**To do**. Copy out the data exactly, leaving the pictures behind.

+++ Data for the task +++

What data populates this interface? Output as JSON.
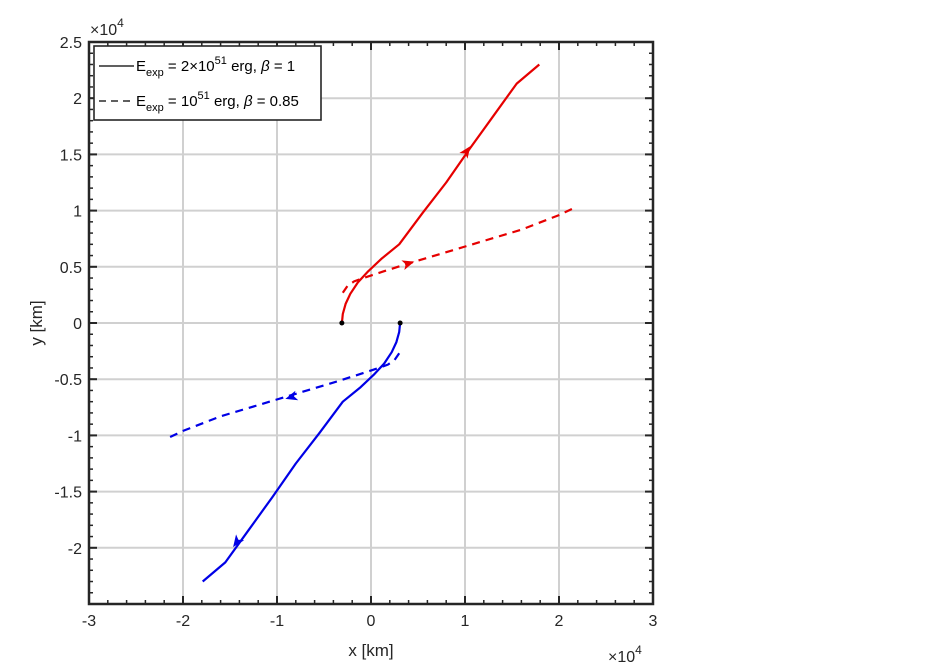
{
  "chart_data": {
    "type": "line",
    "xlabel": "x [km]",
    "ylabel": "y [km]",
    "x_exponent_label": "×10",
    "x_exponent_power": "4",
    "y_exponent_label": "×10",
    "y_exponent_power": "4",
    "xlim": [
      -3,
      3
    ],
    "ylim": [
      -2.5,
      2.5
    ],
    "x_scale_factor": 10000,
    "y_scale_factor": 10000,
    "xticks": [
      -3,
      -2,
      -1,
      0,
      1,
      2,
      3
    ],
    "yticks": [
      -2,
      -1.5,
      -1,
      -0.5,
      0,
      0.5,
      1,
      1.5,
      2,
      2.5
    ],
    "grid": true,
    "legend_location": "top-left",
    "legend": [
      {
        "style": "solid",
        "text_parts": [
          "E",
          "exp",
          " = 2×10",
          "51",
          " erg, ",
          "β",
          " = 1"
        ]
      },
      {
        "style": "dashed",
        "text_parts": [
          "E",
          "exp",
          " = 10",
          "51",
          " erg, ",
          "β",
          " = 0.85"
        ]
      }
    ],
    "colors": {
      "red": "#e60000",
      "blue": "#0000e6",
      "start_point": "#000000",
      "grid": "#d0d0d0",
      "frame": "#262626"
    },
    "series": [
      {
        "style": "solid",
        "color": "red",
        "x": [
          -0.31,
          -0.3,
          -0.27,
          -0.22,
          -0.14,
          -0.03,
          0.11,
          0.3,
          0.55,
          0.8,
          1.05,
          1.3,
          1.55,
          1.79
        ],
        "y": [
          0,
          0.08,
          0.17,
          0.26,
          0.36,
          0.46,
          0.57,
          0.7,
          0.98,
          1.25,
          1.55,
          1.84,
          2.13,
          2.3
        ],
        "arrow_at": [
          1.02,
          1.53
        ]
      },
      {
        "style": "dashed",
        "color": "red",
        "x": [
          -0.3,
          -0.25,
          -0.18,
          -0.08,
          0.1,
          0.4,
          0.8,
          1.2,
          1.6,
          2.0,
          2.15
        ],
        "y": [
          0.27,
          0.33,
          0.37,
          0.4,
          0.45,
          0.53,
          0.63,
          0.73,
          0.83,
          0.96,
          1.02
        ],
        "arrow_at": [
          0.4,
          0.53
        ]
      },
      {
        "style": "solid",
        "color": "blue",
        "x": [
          0.31,
          0.3,
          0.27,
          0.22,
          0.14,
          0.03,
          -0.11,
          -0.3,
          -0.55,
          -0.8,
          -1.05,
          -1.3,
          -1.55,
          -1.79
        ],
        "y": [
          0,
          -0.08,
          -0.17,
          -0.26,
          -0.36,
          -0.46,
          -0.57,
          -0.7,
          -0.98,
          -1.25,
          -1.55,
          -1.84,
          -2.13,
          -2.3
        ],
        "arrow_at": [
          -1.43,
          -1.95
        ]
      },
      {
        "style": "dashed",
        "color": "blue",
        "x": [
          0.3,
          0.25,
          0.18,
          0.08,
          -0.1,
          -0.4,
          -0.8,
          -1.2,
          -1.6,
          -2.0,
          -2.15
        ],
        "y": [
          -0.27,
          -0.33,
          -0.37,
          -0.4,
          -0.45,
          -0.53,
          -0.63,
          -0.73,
          -0.83,
          -0.96,
          -1.02
        ],
        "arrow_at": [
          -0.85,
          -0.66
        ]
      }
    ],
    "start_points": [
      {
        "x": -0.31,
        "y": 0
      },
      {
        "x": 0.31,
        "y": 0
      }
    ]
  }
}
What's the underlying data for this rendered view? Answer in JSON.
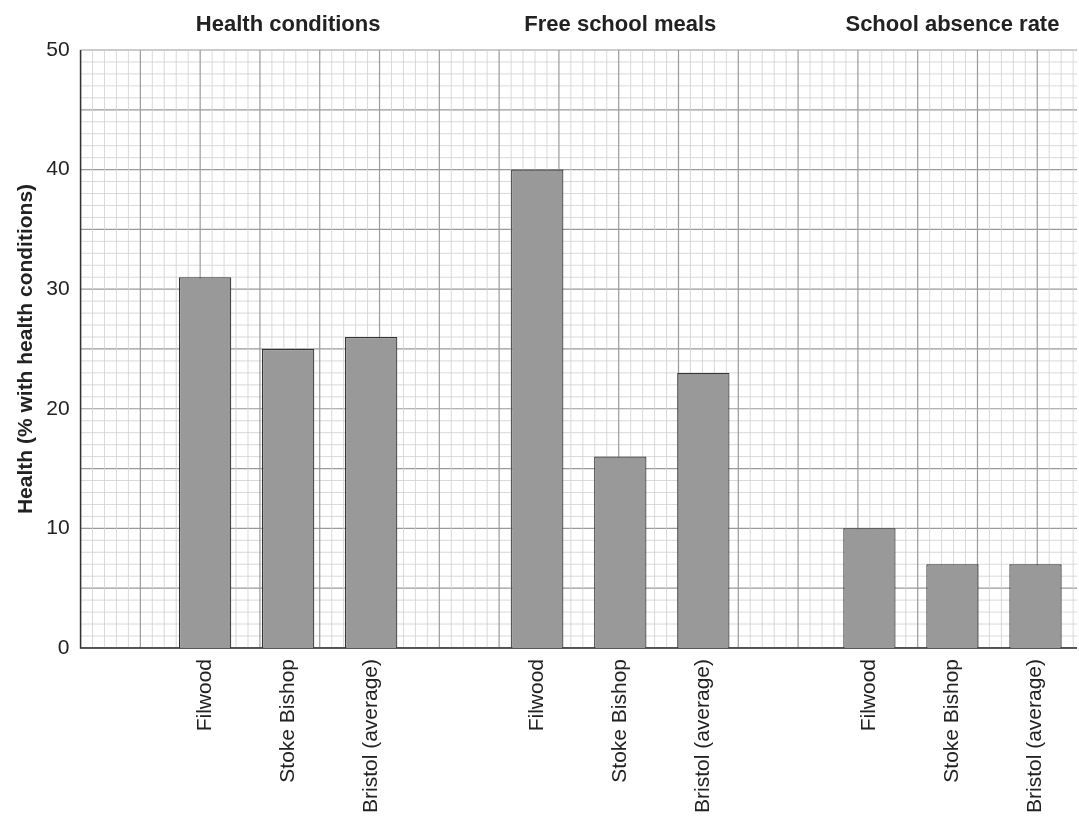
{
  "chart_data": {
    "type": "bar",
    "ylabel": "Health (% with health conditions)",
    "categories": [
      null,
      "Filwood",
      "Stoke Bishop",
      "Bristol (average)",
      null,
      "Filwood",
      "Stoke Bishop",
      "Bristol (average)",
      null,
      "Filwood",
      "Stoke Bishop",
      "Bristol (average)"
    ],
    "values": [
      null,
      31,
      25,
      26,
      null,
      40,
      16,
      23,
      null,
      10,
      7,
      7
    ],
    "color": "#999999",
    "annotations": [
      "Health conditions",
      "Free school meals",
      "School absence rate"
    ],
    "ylim": [
      0,
      50
    ],
    "yticks": [
      0,
      10,
      20,
      30,
      40,
      50
    ],
    "grid": true
  }
}
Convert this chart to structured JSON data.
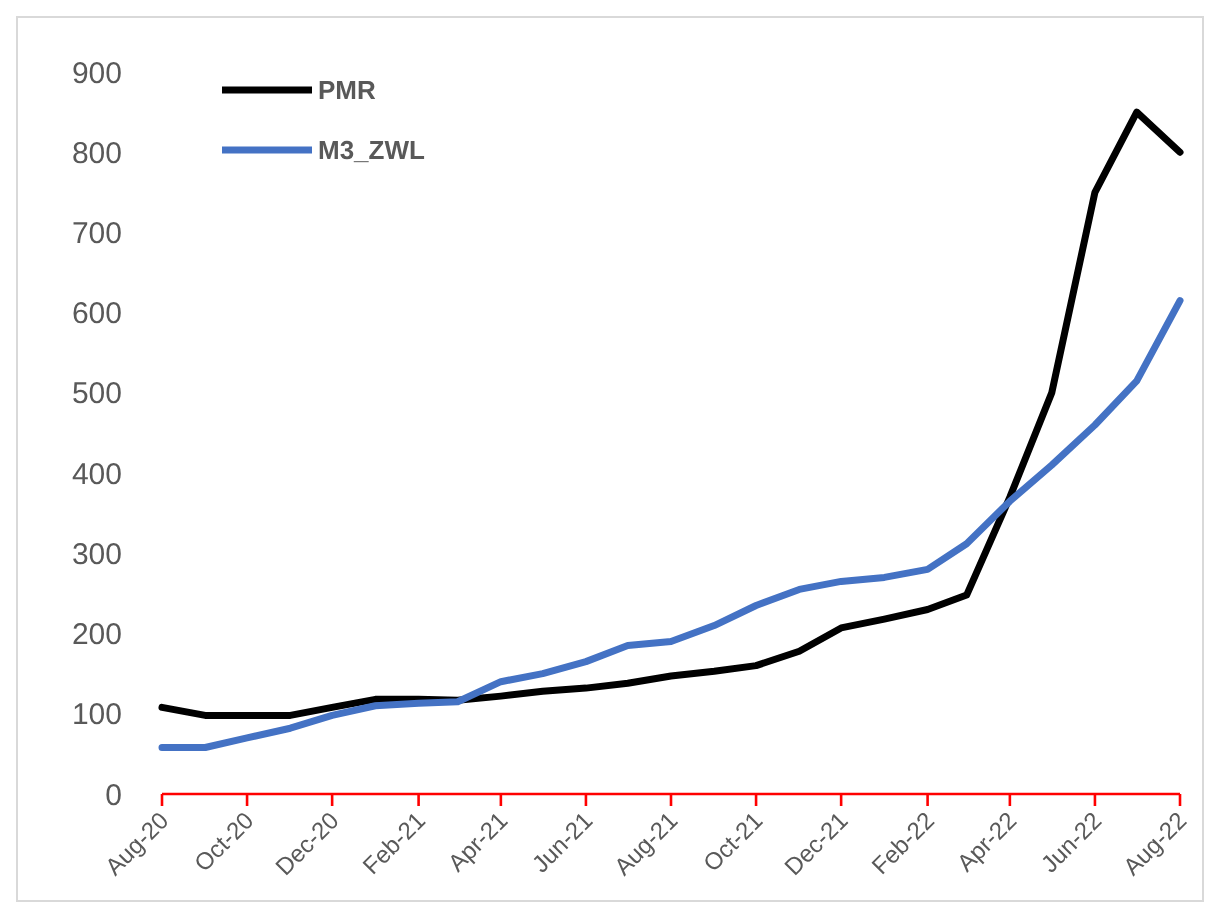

+++

**Output below**.
What data populates this interface? Output as JSON.
{
  "chart_data": {
    "type": "line",
    "xlabel": "x [km]",
    "ylabel": "y [km]",
    "x_exponent_label": "×10",
    "x_exponent_power": "4",
    "y_exponent_label": "×10",
    "y_exponent_power": "4",
    "xlim": [
      -3,
      3
    ],
    "ylim": [
      -2.5,
      2.5
    ],
    "x_scale_factor": 10000,
    "y_scale_factor": 10000,
    "xticks": [
      -3,
      -2,
      -1,
      0,
      1,
      2,
      3
    ],
    "yticks": [
      -2,
      -1.5,
      -1,
      -0.5,
      0,
      0.5,
      1,
      1.5,
      2,
      2.5
    ],
    "grid": true,
    "legend_location": "top-left",
    "legend": [
      {
        "style": "solid",
        "text_parts": [
          "E",
          "exp",
          " = 2×10",
          "51",
          " erg, ",
          "β",
          " = 1"
        ]
      },
      {
        "style": "dashed",
        "text_parts": [
          "E",
          "exp",
          " = 10",
          "51",
          " erg, ",
          "β",
          " = 0.85"
        ]
      }
    ],
    "colors": {
      "red": "#e60000",
      "blue": "#0000e6",
      "start_point": "#000000",
      "grid": "#d0d0d0",
      "frame": "#262626"
    },
    "series": [
      {
        "style": "solid",
        "color": "red",
        "x": [
          -0.31,
          -0.3,
          -0.27,
          -0.22,
          -0.14,
          -0.03,
          0.11,
          0.3,
          0.55,
          0.8,
          1.05,
          1.3,
          1.55,
          1.79
        ],
        "y": [
          0,
          0.08,
          0.17,
          0.26,
          0.36,
          0.46,
          0.57,
          0.7,
          0.98,
          1.25,
          1.55,
          1.84,
          2.13,
          2.3
        ],
        "arrow_at": [
          1.02,
          1.53
        ]
      },
      {
        "style": "dashed",
        "color": "red",
        "x": [
          -0.3,
          -0.25,
          -0.18,
          -0.08,
          0.1,
          0.4,
          0.8,
          1.2,
          1.6,
          2.0,
          2.15
        ],
        "y": [
          0.27,
          0.33,
          0.37,
          0.4,
          0.45,
          0.53,
          0.63,
          0.73,
          0.83,
          0.96,
          1.02
        ],
        "arrow_at": [
          0.4,
          0.53
        ]
      },
      {
        "style": "solid",
        "color": "blue",
        "x": [
          0.31,
          0.3,
          0.27,
          0.22,
          0.14,
          0.03,
          -0.11,
          -0.3,
          -0.55,
          -0.8,
          -1.05,
          -1.3,
          -1.55,
          -1.79
        ],
        "y": [
          0,
          -0.08,
          -0.17,
          -0.26,
          -0.36,
          -0.46,
          -0.57,
          -0.7,
          -0.98,
          -1.25,
          -1.55,
          -1.84,
          -2.13,
          -2.3
        ],
        "arrow_at": [
          -1.43,
          -1.95
        ]
      },
      {
        "style": "dashed",
        "color": "blue",
        "x": [
          0.3,
          0.25,
          0.18,
          0.08,
          -0.1,
          -0.4,
          -0.8,
          -1.2,
          -1.6,
          -2.0,
          -2.15
        ],
        "y": [
          -0.27,
          -0.33,
          -0.37,
          -0.4,
          -0.45,
          -0.53,
          -0.63,
          -0.73,
          -0.83,
          -0.96,
          -1.02
        ],
        "arrow_at": [
          -0.85,
          -0.66
        ]
      }
    ],
    "start_points": [
      {
        "x": -0.31,
        "y": 0
      },
      {
        "x": 0.31,
        "y": 0
      }
    ]
  }
}
What's the underlying data for this rendered view? Answer in JSON.
{
  "chart_data": {
    "type": "bar",
    "ylabel": "Health (% with health conditions)",
    "categories": [
      null,
      "Filwood",
      "Stoke Bishop",
      "Bristol (average)",
      null,
      "Filwood",
      "Stoke Bishop",
      "Bristol (average)",
      null,
      "Filwood",
      "Stoke Bishop",
      "Bristol (average)"
    ],
    "values": [
      null,
      31,
      25,
      26,
      null,
      40,
      16,
      23,
      null,
      10,
      7,
      7
    ],
    "color": "#999999",
    "annotations": [
      "Health conditions",
      "Free school meals",
      "School absence rate"
    ],
    "ylim": [
      0,
      50
    ],
    "yticks": [
      0,
      10,
      20,
      30,
      40,
      50
    ],
    "grid": true
  }
}
Convert this chart to structured JSON data.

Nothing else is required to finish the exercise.